Material provided —
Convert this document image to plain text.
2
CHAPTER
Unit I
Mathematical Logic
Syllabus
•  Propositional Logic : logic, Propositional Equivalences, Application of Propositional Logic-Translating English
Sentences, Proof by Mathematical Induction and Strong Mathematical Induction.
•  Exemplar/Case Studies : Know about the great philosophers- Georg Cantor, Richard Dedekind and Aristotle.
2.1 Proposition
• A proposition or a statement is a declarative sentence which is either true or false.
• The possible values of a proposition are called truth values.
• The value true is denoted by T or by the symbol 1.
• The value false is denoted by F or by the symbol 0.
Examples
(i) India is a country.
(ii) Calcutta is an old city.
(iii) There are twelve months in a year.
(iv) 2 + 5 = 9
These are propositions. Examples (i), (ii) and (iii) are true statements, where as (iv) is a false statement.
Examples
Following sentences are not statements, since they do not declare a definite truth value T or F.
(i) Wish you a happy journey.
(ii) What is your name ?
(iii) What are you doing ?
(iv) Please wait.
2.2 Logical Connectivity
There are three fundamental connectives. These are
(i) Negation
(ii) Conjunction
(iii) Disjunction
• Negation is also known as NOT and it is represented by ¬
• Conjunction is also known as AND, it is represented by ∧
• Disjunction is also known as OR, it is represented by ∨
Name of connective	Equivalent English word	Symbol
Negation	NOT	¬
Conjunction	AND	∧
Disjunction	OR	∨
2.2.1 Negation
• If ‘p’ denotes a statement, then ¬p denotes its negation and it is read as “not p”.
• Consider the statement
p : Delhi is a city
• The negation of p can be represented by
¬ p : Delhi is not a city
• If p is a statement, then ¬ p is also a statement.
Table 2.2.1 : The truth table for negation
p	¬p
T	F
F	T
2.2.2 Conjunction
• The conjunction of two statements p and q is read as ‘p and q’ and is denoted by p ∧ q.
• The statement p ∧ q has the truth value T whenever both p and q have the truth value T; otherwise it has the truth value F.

Do this — Read the entries and show each line that mentions "false".

Reply to the task —
• A proposition or a statement is a declarative sentence which is either true or false.
• The value false is denoted by F or by the symbol 0.
These are propositions. Examples (i), (ii) and (iii) are true statements, where as (iv) is a false statement.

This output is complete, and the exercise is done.